• **Set problem**: Could you write out every record below exactly, leaving out any pictures?
— Begin Data —
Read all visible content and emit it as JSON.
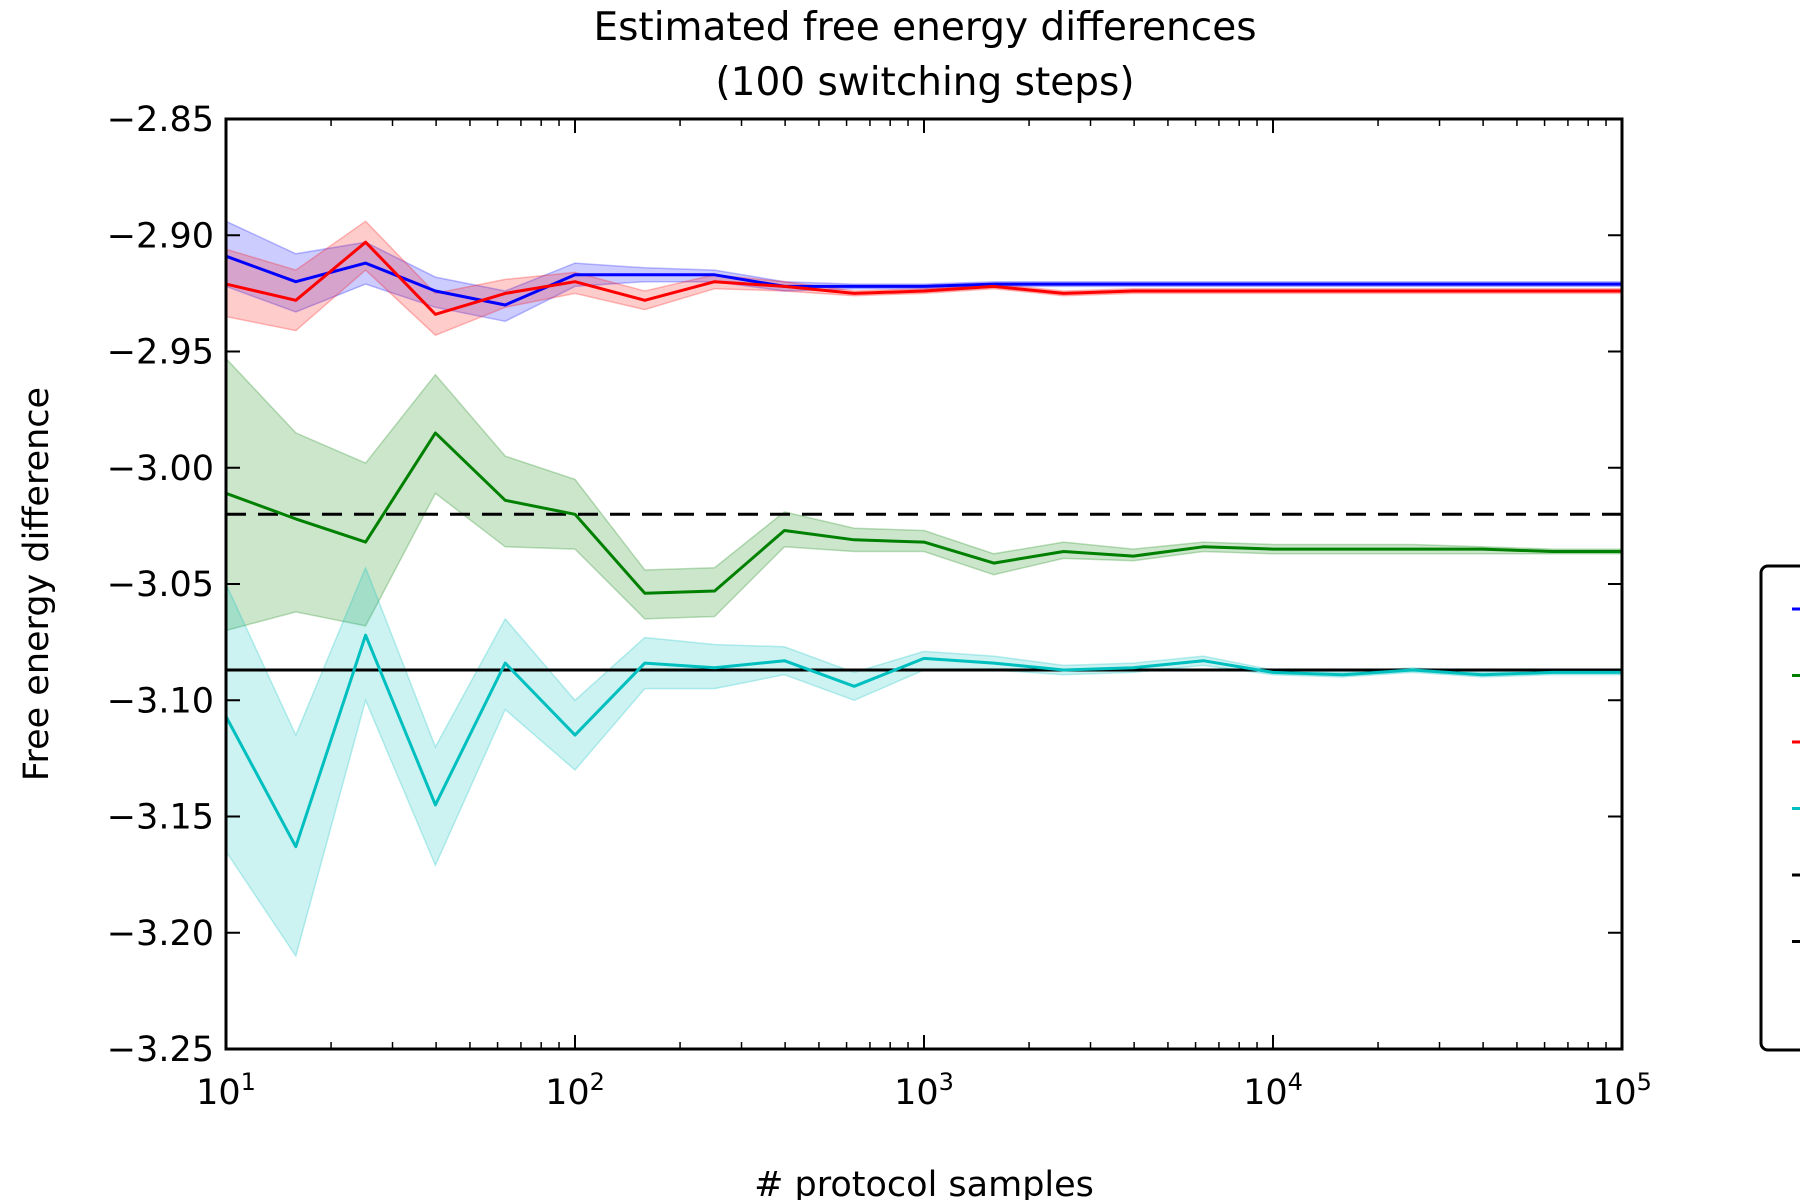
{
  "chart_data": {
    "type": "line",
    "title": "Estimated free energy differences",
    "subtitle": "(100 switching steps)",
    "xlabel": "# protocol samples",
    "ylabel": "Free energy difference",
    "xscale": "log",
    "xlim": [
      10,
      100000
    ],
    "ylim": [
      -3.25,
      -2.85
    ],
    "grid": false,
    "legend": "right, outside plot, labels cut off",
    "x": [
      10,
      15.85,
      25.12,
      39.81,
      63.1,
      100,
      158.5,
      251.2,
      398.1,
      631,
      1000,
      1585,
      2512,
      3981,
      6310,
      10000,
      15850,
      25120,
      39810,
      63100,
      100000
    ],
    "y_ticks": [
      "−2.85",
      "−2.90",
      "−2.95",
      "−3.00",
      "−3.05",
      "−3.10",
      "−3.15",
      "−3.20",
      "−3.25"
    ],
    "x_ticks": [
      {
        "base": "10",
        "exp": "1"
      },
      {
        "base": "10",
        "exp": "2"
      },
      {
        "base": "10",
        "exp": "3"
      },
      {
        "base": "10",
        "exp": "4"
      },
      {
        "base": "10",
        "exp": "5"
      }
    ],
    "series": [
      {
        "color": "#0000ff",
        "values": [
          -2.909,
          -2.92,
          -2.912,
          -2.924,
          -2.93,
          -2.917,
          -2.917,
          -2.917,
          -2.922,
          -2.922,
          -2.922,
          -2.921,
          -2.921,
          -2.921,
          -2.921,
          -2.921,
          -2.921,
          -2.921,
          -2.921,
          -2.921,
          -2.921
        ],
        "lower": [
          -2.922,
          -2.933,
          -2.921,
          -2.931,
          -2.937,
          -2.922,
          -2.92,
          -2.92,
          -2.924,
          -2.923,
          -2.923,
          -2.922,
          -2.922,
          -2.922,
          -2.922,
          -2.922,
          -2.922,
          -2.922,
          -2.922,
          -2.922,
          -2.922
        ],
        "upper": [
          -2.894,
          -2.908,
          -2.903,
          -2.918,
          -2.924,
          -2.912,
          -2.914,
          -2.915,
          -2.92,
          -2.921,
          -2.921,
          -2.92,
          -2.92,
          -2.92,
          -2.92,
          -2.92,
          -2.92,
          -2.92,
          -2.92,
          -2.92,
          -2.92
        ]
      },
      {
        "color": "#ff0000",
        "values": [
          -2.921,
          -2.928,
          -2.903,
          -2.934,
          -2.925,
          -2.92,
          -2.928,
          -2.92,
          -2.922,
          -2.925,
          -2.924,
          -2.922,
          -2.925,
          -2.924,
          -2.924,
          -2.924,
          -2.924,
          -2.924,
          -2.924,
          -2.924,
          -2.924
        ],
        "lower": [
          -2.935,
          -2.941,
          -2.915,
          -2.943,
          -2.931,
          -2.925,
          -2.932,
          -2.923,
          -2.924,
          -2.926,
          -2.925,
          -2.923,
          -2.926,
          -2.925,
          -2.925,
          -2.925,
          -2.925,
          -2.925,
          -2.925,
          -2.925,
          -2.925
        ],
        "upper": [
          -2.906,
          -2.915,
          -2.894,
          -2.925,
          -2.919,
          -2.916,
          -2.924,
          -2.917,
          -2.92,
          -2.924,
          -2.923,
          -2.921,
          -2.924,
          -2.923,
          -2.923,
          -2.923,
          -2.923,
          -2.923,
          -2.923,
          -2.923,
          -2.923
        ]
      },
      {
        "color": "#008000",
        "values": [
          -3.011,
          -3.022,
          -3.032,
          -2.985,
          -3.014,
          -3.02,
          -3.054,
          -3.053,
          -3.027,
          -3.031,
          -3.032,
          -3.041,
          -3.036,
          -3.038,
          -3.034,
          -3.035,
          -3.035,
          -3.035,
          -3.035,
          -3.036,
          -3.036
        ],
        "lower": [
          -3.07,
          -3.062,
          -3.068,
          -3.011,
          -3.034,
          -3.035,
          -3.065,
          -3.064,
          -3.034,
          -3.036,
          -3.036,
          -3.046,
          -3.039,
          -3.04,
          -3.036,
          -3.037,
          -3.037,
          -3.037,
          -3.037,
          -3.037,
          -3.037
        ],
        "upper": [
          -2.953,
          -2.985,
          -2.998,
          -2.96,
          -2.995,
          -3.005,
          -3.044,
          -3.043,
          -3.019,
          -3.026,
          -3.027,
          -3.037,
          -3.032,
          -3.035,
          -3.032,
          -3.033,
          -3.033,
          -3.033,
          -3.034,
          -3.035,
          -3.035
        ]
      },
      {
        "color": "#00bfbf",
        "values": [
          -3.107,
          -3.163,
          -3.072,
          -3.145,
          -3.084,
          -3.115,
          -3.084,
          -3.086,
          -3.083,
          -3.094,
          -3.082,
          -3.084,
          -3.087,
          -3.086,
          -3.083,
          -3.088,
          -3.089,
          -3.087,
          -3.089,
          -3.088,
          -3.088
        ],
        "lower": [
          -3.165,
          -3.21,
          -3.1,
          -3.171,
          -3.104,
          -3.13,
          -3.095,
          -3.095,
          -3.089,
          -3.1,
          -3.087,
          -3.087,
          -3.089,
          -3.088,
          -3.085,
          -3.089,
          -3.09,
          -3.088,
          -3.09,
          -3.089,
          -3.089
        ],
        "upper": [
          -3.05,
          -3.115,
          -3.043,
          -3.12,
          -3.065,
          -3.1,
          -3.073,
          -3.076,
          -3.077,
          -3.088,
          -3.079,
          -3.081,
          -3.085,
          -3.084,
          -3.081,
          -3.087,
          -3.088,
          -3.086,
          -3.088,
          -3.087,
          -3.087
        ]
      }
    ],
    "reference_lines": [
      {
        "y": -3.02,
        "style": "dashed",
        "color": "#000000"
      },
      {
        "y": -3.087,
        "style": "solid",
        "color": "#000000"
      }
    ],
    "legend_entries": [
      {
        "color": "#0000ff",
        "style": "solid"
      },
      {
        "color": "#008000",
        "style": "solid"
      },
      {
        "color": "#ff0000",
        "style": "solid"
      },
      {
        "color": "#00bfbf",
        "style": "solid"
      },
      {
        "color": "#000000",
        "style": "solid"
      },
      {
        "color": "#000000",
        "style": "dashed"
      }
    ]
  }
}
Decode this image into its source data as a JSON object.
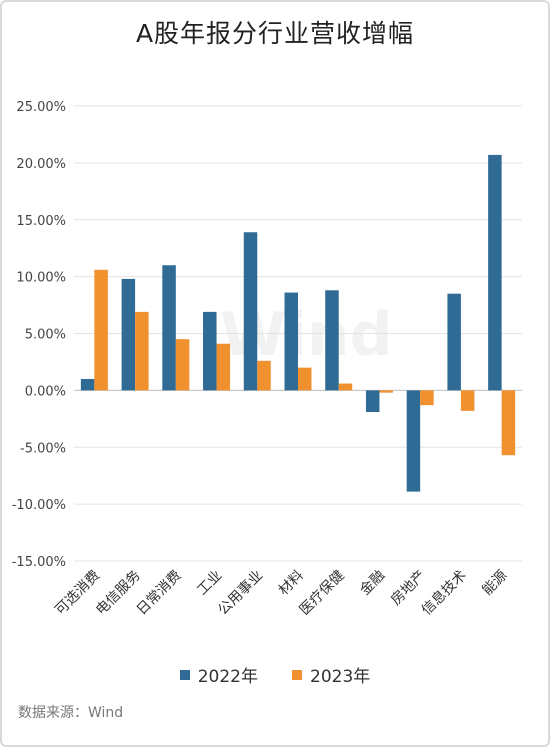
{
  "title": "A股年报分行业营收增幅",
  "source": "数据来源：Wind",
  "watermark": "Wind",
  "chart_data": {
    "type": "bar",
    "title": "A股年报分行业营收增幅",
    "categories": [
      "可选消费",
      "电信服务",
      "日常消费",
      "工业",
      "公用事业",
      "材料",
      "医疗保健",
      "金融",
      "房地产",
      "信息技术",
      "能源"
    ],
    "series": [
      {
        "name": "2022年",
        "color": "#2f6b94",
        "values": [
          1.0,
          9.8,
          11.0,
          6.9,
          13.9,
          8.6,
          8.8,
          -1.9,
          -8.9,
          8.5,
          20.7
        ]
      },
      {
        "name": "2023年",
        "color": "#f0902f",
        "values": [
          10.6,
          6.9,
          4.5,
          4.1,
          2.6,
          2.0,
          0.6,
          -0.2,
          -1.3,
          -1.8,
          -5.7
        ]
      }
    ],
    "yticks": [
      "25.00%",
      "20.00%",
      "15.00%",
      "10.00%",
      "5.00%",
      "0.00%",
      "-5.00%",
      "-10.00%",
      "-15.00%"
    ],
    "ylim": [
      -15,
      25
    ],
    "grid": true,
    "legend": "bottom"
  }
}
— End Data —
• **Exercise solution**:
Read all visible content and emit it as JSON.
{
  "chart_data": {
    "type": "line",
    "title": "Estimated free energy differences",
    "subtitle": "(100 switching steps)",
    "xlabel": "# protocol samples",
    "ylabel": "Free energy difference",
    "xscale": "log",
    "xlim": [
      10,
      100000
    ],
    "ylim": [
      -3.25,
      -2.85
    ],
    "grid": false,
    "legend": "right, outside plot, labels cut off",
    "x": [
      10,
      15.85,
      25.12,
      39.81,
      63.1,
      100,
      158.5,
      251.2,
      398.1,
      631,
      1000,
      1585,
      2512,
      3981,
      6310,
      10000,
      15850,
      25120,
      39810,
      63100,
      100000
    ],
    "y_ticks": [
      "−2.85",
      "−2.90",
      "−2.95",
      "−3.00",
      "−3.05",
      "−3.10",
      "−3.15",
      "−3.20",
      "−3.25"
    ],
    "x_ticks": [
      {
        "base": "10",
        "exp": "1"
      },
      {
        "base": "10",
        "exp": "2"
      },
      {
        "base": "10",
        "exp": "3"
      },
      {
        "base": "10",
        "exp": "4"
      },
      {
        "base": "10",
        "exp": "5"
      }
    ],
    "series": [
      {
        "color": "#0000ff",
        "values": [
          -2.909,
          -2.92,
          -2.912,
          -2.924,
          -2.93,
          -2.917,
          -2.917,
          -2.917,
          -2.922,
          -2.922,
          -2.922,
          -2.921,
          -2.921,
          -2.921,
          -2.921,
          -2.921,
          -2.921,
          -2.921,
          -2.921,
          -2.921,
          -2.921
        ],
        "lower": [
          -2.922,
          -2.933,
          -2.921,
          -2.931,
          -2.937,
          -2.922,
          -2.92,
          -2.92,
          -2.924,
          -2.923,
          -2.923,
          -2.922,
          -2.922,
          -2.922,
          -2.922,
          -2.922,
          -2.922,
          -2.922,
          -2.922,
          -2.922,
          -2.922
        ],
        "upper": [
          -2.894,
          -2.908,
          -2.903,
          -2.918,
          -2.924,
          -2.912,
          -2.914,
          -2.915,
          -2.92,
          -2.921,
          -2.921,
          -2.92,
          -2.92,
          -2.92,
          -2.92,
          -2.92,
          -2.92,
          -2.92,
          -2.92,
          -2.92,
          -2.92
        ]
      },
      {
        "color": "#ff0000",
        "values": [
          -2.921,
          -2.928,
          -2.903,
          -2.934,
          -2.925,
          -2.92,
          -2.928,
          -2.92,
          -2.922,
          -2.925,
          -2.924,
          -2.922,
          -2.925,
          -2.924,
          -2.924,
          -2.924,
          -2.924,
          -2.924,
          -2.924,
          -2.924,
          -2.924
        ],
        "lower": [
          -2.935,
          -2.941,
          -2.915,
          -2.943,
          -2.931,
          -2.925,
          -2.932,
          -2.923,
          -2.924,
          -2.926,
          -2.925,
          -2.923,
          -2.926,
          -2.925,
          -2.925,
          -2.925,
          -2.925,
          -2.925,
          -2.925,
          -2.925,
          -2.925
        ],
        "upper": [
          -2.906,
          -2.915,
          -2.894,
          -2.925,
          -2.919,
          -2.916,
          -2.924,
          -2.917,
          -2.92,
          -2.924,
          -2.923,
          -2.921,
          -2.924,
          -2.923,
          -2.923,
          -2.923,
          -2.923,
          -2.923,
          -2.923,
          -2.923,
          -2.923
        ]
      },
      {
        "color": "#008000",
        "values": [
          -3.011,
          -3.022,
          -3.032,
          -2.985,
          -3.014,
          -3.02,
          -3.054,
          -3.053,
          -3.027,
          -3.031,
          -3.032,
          -3.041,
          -3.036,
          -3.038,
          -3.034,
          -3.035,
          -3.035,
          -3.035,
          -3.035,
          -3.036,
          -3.036
        ],
        "lower": [
          -3.07,
          -3.062,
          -3.068,
          -3.011,
          -3.034,
          -3.035,
          -3.065,
          -3.064,
          -3.034,
          -3.036,
          -3.036,
          -3.046,
          -3.039,
          -3.04,
          -3.036,
          -3.037,
          -3.037,
          -3.037,
          -3.037,
          -3.037,
          -3.037
        ],
        "upper": [
          -2.953,
          -2.985,
          -2.998,
          -2.96,
          -2.995,
          -3.005,
          -3.044,
          -3.043,
          -3.019,
          -3.026,
          -3.027,
          -3.037,
          -3.032,
          -3.035,
          -3.032,
          -3.033,
          -3.033,
          -3.033,
          -3.034,
          -3.035,
          -3.035
        ]
      },
      {
        "color": "#00bfbf",
        "values": [
          -3.107,
          -3.163,
          -3.072,
          -3.145,
          -3.084,
          -3.115,
          -3.084,
          -3.086,
          -3.083,
          -3.094,
          -3.082,
          -3.084,
          -3.087,
          -3.086,
          -3.083,
          -3.088,
          -3.089,
          -3.087,
          -3.089,
          -3.088,
          -3.088
        ],
        "lower": [
          -3.165,
          -3.21,
          -3.1,
          -3.171,
          -3.104,
          -3.13,
          -3.095,
          -3.095,
          -3.089,
          -3.1,
          -3.087,
          -3.087,
          -3.089,
          -3.088,
          -3.085,
          -3.089,
          -3.09,
          -3.088,
          -3.09,
          -3.089,
          -3.089
        ],
        "upper": [
          -3.05,
          -3.115,
          -3.043,
          -3.12,
          -3.065,
          -3.1,
          -3.073,
          -3.076,
          -3.077,
          -3.088,
          -3.079,
          -3.081,
          -3.085,
          -3.084,
          -3.081,
          -3.087,
          -3.088,
          -3.086,
          -3.088,
          -3.087,
          -3.087
        ]
      }
    ],
    "reference_lines": [
      {
        "y": -3.02,
        "style": "dashed",
        "color": "#000000"
      },
      {
        "y": -3.087,
        "style": "solid",
        "color": "#000000"
      }
    ],
    "legend_entries": [
      {
        "color": "#0000ff",
        "style": "solid"
      },
      {
        "color": "#008000",
        "style": "solid"
      },
      {
        "color": "#ff0000",
        "style": "solid"
      },
      {
        "color": "#00bfbf",
        "style": "solid"
      },
      {
        "color": "#000000",
        "style": "solid"
      },
      {
        "color": "#000000",
        "style": "dashed"
      }
    ]
  }
}
Decode this image into its source data as a JSON object.
{
  "title": "A股年报分行业营收增幅",
  "source": "数据来源：Wind",
  "watermark": "Wind",
  "chart_data": {
    "type": "bar",
    "title": "A股年报分行业营收增幅",
    "categories": [
      "可选消费",
      "电信服务",
      "日常消费",
      "工业",
      "公用事业",
      "材料",
      "医疗保健",
      "金融",
      "房地产",
      "信息技术",
      "能源"
    ],
    "series": [
      {
        "name": "2022年",
        "color": "#2f6b94",
        "values": [
          1.0,
          9.8,
          11.0,
          6.9,
          13.9,
          8.6,
          8.8,
          -1.9,
          -8.9,
          8.5,
          20.7
        ]
      },
      {
        "name": "2023年",
        "color": "#f0902f",
        "values": [
          10.6,
          6.9,
          4.5,
          4.1,
          2.6,
          2.0,
          0.6,
          -0.2,
          -1.3,
          -1.8,
          -5.7
        ]
      }
    ],
    "yticks": [
      "25.00%",
      "20.00%",
      "15.00%",
      "10.00%",
      "5.00%",
      "0.00%",
      "-5.00%",
      "-10.00%",
      "-15.00%"
    ],
    "ylim": [
      -15,
      25
    ],
    "grid": true,
    "legend": "bottom"
  }
}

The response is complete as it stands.